● WORK TO BE COMPLETED
The listing below should be printed exactly, every line of it. Skip the pictures.

Data excerpts:
--------------------

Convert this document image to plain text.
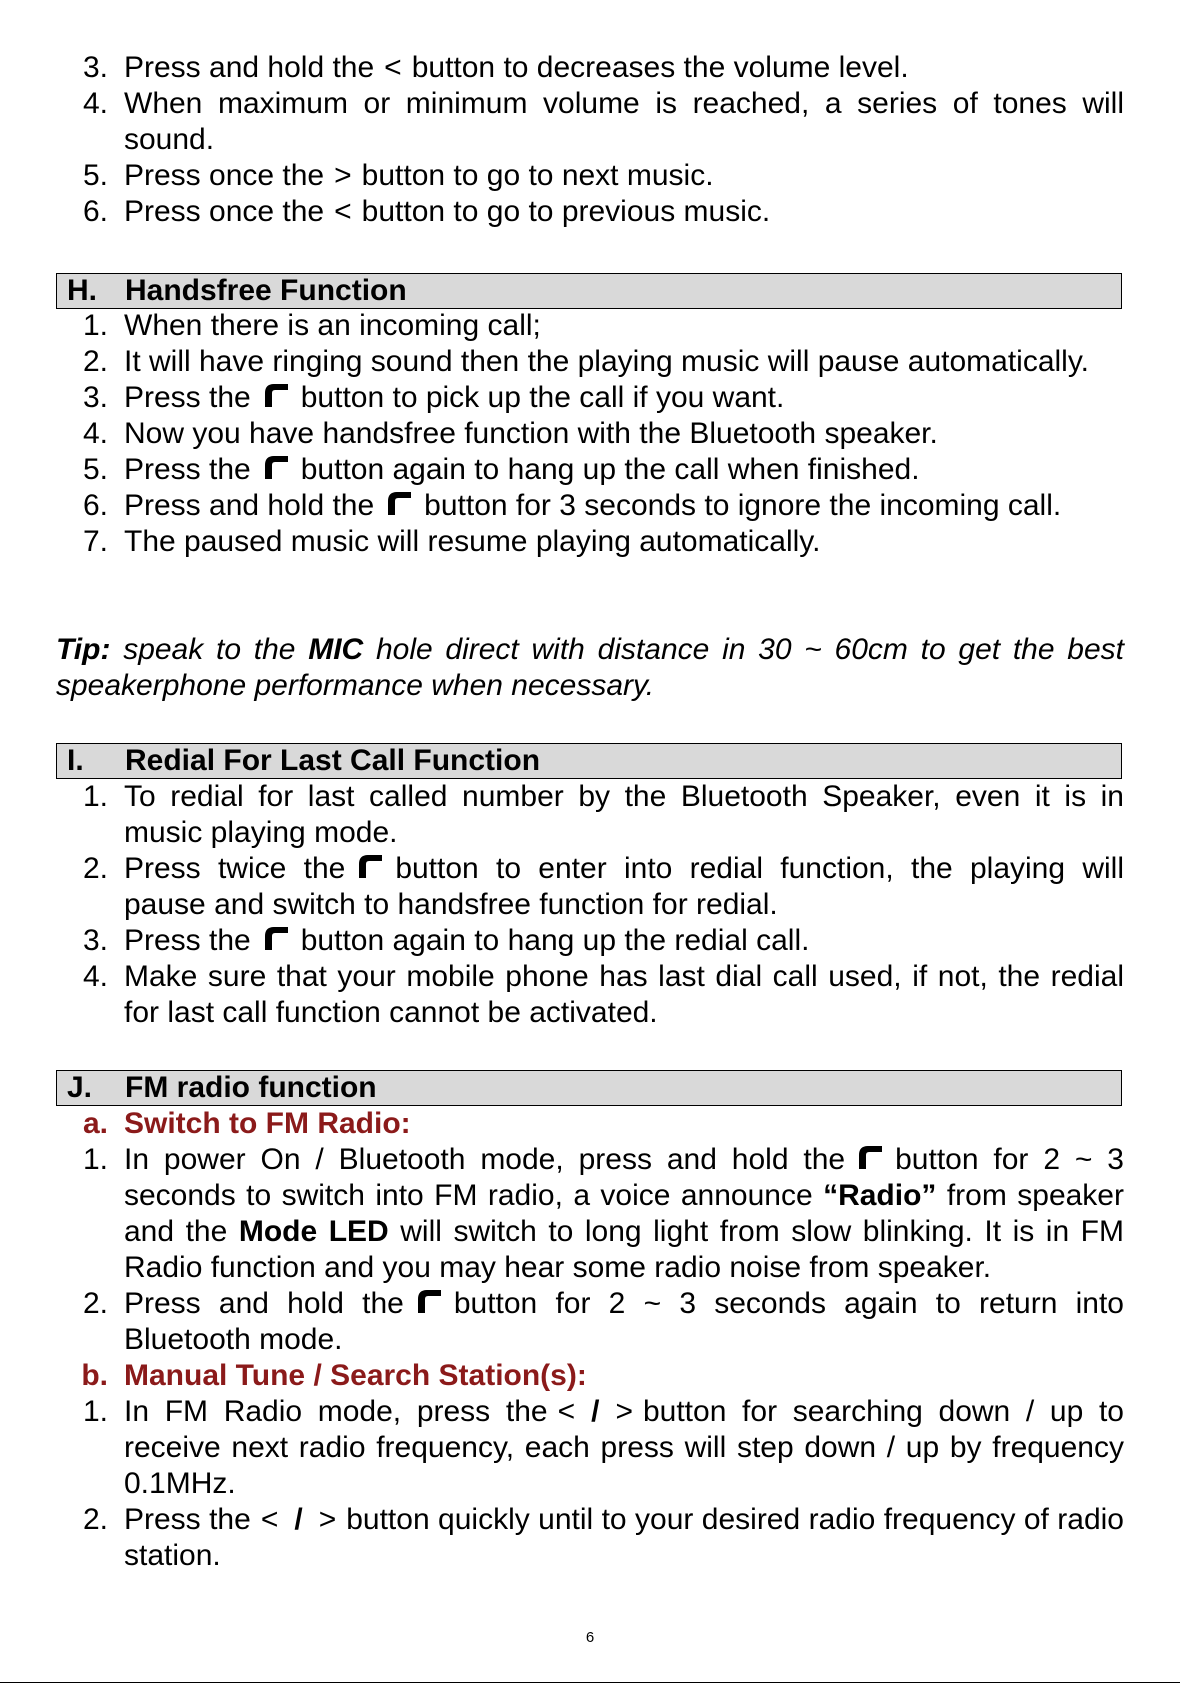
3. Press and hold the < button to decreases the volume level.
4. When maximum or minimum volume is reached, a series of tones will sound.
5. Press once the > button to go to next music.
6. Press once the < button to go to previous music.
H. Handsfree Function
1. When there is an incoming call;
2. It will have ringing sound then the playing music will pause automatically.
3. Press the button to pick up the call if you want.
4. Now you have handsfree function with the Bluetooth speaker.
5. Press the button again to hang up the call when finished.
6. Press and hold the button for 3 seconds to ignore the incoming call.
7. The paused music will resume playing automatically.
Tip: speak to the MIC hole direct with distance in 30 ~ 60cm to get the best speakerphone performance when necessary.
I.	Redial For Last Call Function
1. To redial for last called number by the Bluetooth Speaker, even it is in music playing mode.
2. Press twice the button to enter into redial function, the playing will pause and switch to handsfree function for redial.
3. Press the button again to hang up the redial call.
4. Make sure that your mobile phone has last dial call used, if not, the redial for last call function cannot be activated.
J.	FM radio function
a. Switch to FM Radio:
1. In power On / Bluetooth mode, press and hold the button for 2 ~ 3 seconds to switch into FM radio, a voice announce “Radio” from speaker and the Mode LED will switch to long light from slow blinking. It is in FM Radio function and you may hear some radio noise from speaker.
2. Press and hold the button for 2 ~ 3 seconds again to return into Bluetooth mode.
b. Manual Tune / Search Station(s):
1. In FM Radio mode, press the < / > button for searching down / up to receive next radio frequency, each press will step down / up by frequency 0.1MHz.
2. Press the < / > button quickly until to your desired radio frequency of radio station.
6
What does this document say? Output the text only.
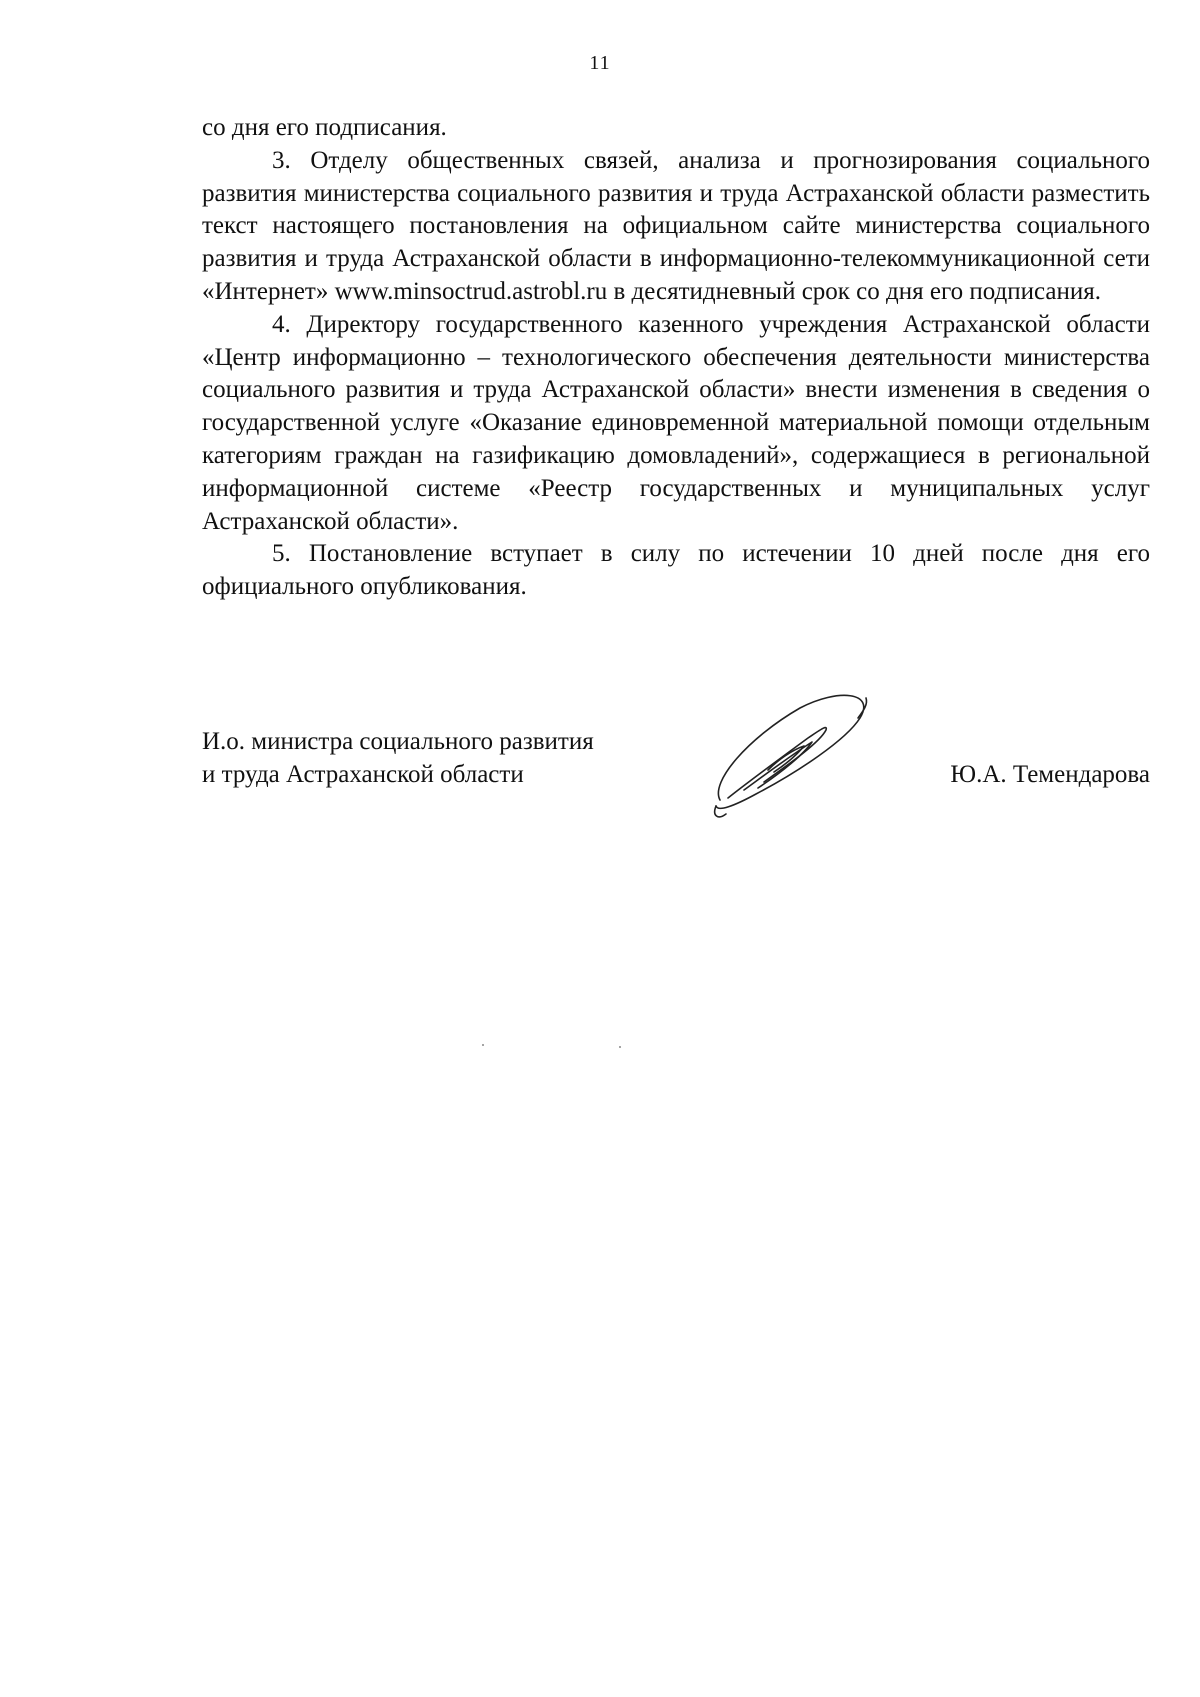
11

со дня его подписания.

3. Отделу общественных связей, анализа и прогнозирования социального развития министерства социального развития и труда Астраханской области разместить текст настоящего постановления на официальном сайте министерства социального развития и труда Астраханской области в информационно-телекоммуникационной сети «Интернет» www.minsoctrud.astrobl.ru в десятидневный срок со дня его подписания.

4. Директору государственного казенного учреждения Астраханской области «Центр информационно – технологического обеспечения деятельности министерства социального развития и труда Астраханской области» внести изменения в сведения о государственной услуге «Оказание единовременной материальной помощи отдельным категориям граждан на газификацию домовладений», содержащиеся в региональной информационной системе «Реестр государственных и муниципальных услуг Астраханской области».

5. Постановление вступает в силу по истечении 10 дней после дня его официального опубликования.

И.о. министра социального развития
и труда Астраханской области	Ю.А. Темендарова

--------------------

● FINAL RESULT
Convert this document image to plain text.
3. Press and hold the < button to decreases the volume level.
4. When maximum or minimum volume is reached, a series of tones will sound.
5. Press once the > button to go to next music.
6. Press once the < button to go to previous music.
H. Handsfree Function
1. When there is an incoming call;
2. It will have ringing sound then the playing music will pause automatically.
3. Press the button to pick up the call if you want.
4. Now you have handsfree function with the Bluetooth speaker.
5. Press the button again to hang up the call when finished.
6. Press and hold the button for 3 seconds to ignore the incoming call.
7. The paused music will resume playing automatically.
Tip: speak to the MIC hole direct with distance in 30 ~ 60cm to get the best speakerphone performance when necessary.
I.	Redial For Last Call Function
1. To redial for last called number by the Bluetooth Speaker, even it is in music playing mode.
2. Press twice the button to enter into redial function, the playing will pause and switch to handsfree function for redial.
3. Press the button again to hang up the redial call.
4. Make sure that your mobile phone has last dial call used, if not, the redial for last call function cannot be activated.
J.	FM radio function
a. Switch to FM Radio:
1. In power On / Bluetooth mode, press and hold the button for 2 ~ 3 seconds to switch into FM radio, a voice announce “Radio” from speaker and the Mode LED will switch to long light from slow blinking. It is in FM Radio function and you may hear some radio noise from speaker.
2. Press and hold the button for 2 ~ 3 seconds again to return into Bluetooth mode.
b. Manual Tune / Search Station(s):
1. In FM Radio mode, press the < / > button for searching down / up to receive next radio frequency, each press will step down / up by frequency 0.1MHz.
2. Press the < / > button quickly until to your desired radio frequency of radio station.
6
What does this document say? Output the text only.
11

со дня его подписания.

3. Отделу общественных связей, анализа и прогнозирования социального развития министерства социального развития и труда Астраханской области разместить текст настоящего постановления на официальном сайте министерства социального развития и труда Астраханской области в информационно-телекоммуникационной сети «Интернет» www.minsoctrud.astrobl.ru в десятидневный срок со дня его подписания.

4. Директору государственного казенного учреждения Астраханской области «Центр информационно – технологического обеспечения деятельности министерства социального развития и труда Астраханской области» внести изменения в сведения о государственной услуге «Оказание единовременной материальной помощи отдельным категориям граждан на газификацию домовладений», содержащиеся в региональной информационной системе «Реестр государственных и муниципальных услуг Астраханской области».

5. Постановление вступает в силу по истечении 10 дней после дня его официального опубликования.

И.о. министра социального развития
и труда Астраханской области	Ю.А. Темендарова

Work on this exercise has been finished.